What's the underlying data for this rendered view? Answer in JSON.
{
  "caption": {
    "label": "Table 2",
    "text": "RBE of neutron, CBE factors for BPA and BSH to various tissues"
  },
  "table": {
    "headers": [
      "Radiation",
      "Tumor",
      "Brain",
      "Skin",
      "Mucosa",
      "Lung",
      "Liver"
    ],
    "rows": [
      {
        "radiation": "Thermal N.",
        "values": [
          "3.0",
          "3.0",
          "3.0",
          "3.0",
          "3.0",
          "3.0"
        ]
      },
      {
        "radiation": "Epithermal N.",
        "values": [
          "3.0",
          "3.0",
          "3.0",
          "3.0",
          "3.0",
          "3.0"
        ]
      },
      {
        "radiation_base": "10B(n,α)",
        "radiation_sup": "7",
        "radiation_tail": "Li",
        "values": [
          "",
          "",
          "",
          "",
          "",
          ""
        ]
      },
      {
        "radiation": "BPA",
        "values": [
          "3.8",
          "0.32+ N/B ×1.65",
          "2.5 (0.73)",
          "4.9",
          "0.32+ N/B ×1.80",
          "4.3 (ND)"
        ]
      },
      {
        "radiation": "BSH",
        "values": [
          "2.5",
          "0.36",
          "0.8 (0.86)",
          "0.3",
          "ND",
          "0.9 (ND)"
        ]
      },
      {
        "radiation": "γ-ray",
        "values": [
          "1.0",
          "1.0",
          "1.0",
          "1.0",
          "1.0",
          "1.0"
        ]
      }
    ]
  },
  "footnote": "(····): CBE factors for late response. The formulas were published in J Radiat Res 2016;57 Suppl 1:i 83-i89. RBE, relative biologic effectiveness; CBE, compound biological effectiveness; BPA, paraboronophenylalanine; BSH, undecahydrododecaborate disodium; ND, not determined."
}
^^^^^^^^
§ The problem: The data above must be restated word for word.

§ Answer space:
What's the underlying data for this rendered view? Answer in JSON.
{
  "caption": {
    "label": "Table 2",
    "text": "RBE of neutron, CBE factors for BPA and BSH to various tissues"
  },
  "table": {
    "headers": [
      "Radiation",
      "Tumor",
      "Brain",
      "Skin",
      "Mucosa",
      "Lung",
      "Liver"
    ],
    "rows": [
      {
        "radiation": "Thermal N.",
        "values": [
          "3.0",
          "3.0",
          "3.0",
          "3.0",
          "3.0",
          "3.0"
        ]
      },
      {
        "radiation": "Epithermal N.",
        "values": [
          "3.0",
          "3.0",
          "3.0",
          "3.0",
          "3.0",
          "3.0"
        ]
      },
      {
        "radiation_base": "10B(n,α)",
        "radiation_sup": "7",
        "radiation_tail": "Li",
        "values": [
          "",
          "",
          "",
          "",
          "",
          ""
        ]
      },
      {
        "radiation": "BPA",
        "values": [
          "3.8",
          "0.32+ N/B ×1.65",
          "2.5 (0.73)",
          "4.9",
          "0.32+ N/B ×1.80",
          "4.3 (ND)"
        ]
      },
      {
        "radiation": "BSH",
        "values": [
          "2.5",
          "0.36",
          "0.8 (0.86)",
          "0.3",
          "ND",
          "0.9 (ND)"
        ]
      },
      {
        "radiation": "γ-ray",
        "values": [
          "1.0",
          "1.0",
          "1.0",
          "1.0",
          "1.0",
          "1.0"
        ]
      }
    ]
  },
  "footnote": "(····): CBE factors for late response. The formulas were published in J Radiat Res 2016;57 Suppl 1:i 83-i89. RBE, relative biologic effectiveness; CBE, compound biological effectiveness; BPA, paraboronophenylalanine; BSH, undecahydrododecaborate disodium; ND, not determined."
}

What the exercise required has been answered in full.